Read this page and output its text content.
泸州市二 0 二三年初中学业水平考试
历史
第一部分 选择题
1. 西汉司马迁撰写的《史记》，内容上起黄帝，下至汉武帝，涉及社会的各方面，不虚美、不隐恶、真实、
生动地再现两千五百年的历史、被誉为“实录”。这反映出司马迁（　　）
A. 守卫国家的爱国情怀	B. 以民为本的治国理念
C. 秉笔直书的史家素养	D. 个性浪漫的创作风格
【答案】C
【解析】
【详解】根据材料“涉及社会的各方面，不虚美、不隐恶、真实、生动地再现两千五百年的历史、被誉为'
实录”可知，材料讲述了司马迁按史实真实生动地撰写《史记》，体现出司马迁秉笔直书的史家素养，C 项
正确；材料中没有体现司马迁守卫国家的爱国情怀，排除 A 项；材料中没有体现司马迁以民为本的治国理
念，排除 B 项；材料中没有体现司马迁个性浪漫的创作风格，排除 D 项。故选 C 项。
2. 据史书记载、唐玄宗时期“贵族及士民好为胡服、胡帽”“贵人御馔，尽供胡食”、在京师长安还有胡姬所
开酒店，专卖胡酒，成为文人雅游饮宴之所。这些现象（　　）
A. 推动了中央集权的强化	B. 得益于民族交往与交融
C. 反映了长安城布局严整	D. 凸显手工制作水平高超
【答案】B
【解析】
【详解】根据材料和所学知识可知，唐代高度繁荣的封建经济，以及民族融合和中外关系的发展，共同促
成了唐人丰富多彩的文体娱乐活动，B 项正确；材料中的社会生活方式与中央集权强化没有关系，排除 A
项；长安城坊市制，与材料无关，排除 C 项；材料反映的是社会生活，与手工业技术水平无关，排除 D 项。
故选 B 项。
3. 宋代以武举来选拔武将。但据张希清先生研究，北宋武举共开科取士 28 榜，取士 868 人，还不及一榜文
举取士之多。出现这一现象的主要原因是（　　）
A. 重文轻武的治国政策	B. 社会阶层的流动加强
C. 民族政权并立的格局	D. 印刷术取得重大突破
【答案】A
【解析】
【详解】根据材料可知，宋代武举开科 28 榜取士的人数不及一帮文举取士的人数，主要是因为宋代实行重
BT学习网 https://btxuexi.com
*****
## Requirements
Every line that holds the word "生动地再现两千五百年的历史" should be extracted.

## Finished answer
生动地再现两千五百年的历史、被誉为“实录”。这反映出司马迁（　　）
【详解】根据材料“涉及社会的各方面，不虚美、不隐恶、真实、生动地再现两千五百年的历史、被誉为'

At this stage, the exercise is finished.